- TASK PROMPT
Write the records out again, keeping each line exactly as it is.

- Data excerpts

· · ·

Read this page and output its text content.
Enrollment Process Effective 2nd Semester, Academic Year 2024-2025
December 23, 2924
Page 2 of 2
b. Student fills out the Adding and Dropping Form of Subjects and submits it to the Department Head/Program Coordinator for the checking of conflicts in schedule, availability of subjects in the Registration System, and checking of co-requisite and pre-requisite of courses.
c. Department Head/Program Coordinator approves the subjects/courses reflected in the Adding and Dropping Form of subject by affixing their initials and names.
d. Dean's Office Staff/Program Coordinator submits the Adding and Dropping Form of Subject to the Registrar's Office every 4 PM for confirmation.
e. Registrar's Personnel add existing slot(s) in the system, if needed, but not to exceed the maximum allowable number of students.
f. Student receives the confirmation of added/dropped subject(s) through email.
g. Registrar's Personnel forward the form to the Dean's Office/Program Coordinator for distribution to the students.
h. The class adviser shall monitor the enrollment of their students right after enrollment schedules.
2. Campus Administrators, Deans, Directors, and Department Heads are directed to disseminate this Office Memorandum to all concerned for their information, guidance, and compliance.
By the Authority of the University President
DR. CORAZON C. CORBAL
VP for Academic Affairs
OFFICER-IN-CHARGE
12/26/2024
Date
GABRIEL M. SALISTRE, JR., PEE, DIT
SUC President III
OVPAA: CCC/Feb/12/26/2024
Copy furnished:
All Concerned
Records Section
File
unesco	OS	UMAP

· · ·

- EXERCISE RESPONSE
Read this page and output its text content.
Enrollment Process Effective 2nd Semester, Academic Year 2024-2025
December 23, 2924
Page 2 of 2
b. Student fills out the Adding and Dropping Form of Subjects and submits it to the Department Head/Program Coordinator for the checking of conflicts in schedule, availability of subjects in the Registration System, and checking of co-requisite and pre-requisite of courses.
c. Department Head/Program Coordinator approves the subjects/courses reflected in the Adding and Dropping Form of subject by affixing their initials and names.
d. Dean's Office Staff/Program Coordinator submits the Adding and Dropping Form of Subject to the Registrar's Office every 4 PM for confirmation.
e. Registrar's Personnel add existing slot(s) in the system, if needed, but not to exceed the maximum allowable number of students.
f. Student receives the confirmation of added/dropped subject(s) through email.
g. Registrar's Personnel forward the form to the Dean's Office/Program Coordinator for distribution to the students.
h. The class adviser shall monitor the enrollment of their students right after enrollment schedules.
2. Campus Administrators, Deans, Directors, and Department Heads are directed to disseminate this Office Memorandum to all concerned for their information, guidance, and compliance.
By the Authority of the University President
DR. CORAZON C. CORBAL
VP for Academic Affairs
OFFICER-IN-CHARGE
12/26/2024
Date
GABRIEL M. SALISTRE, JR., PEE, DIT
SUC President III
OVPAA: CCC/Feb/12/26/2024
Copy furnished:
All Concerned
Records Section
File
unesco	OS	UMAP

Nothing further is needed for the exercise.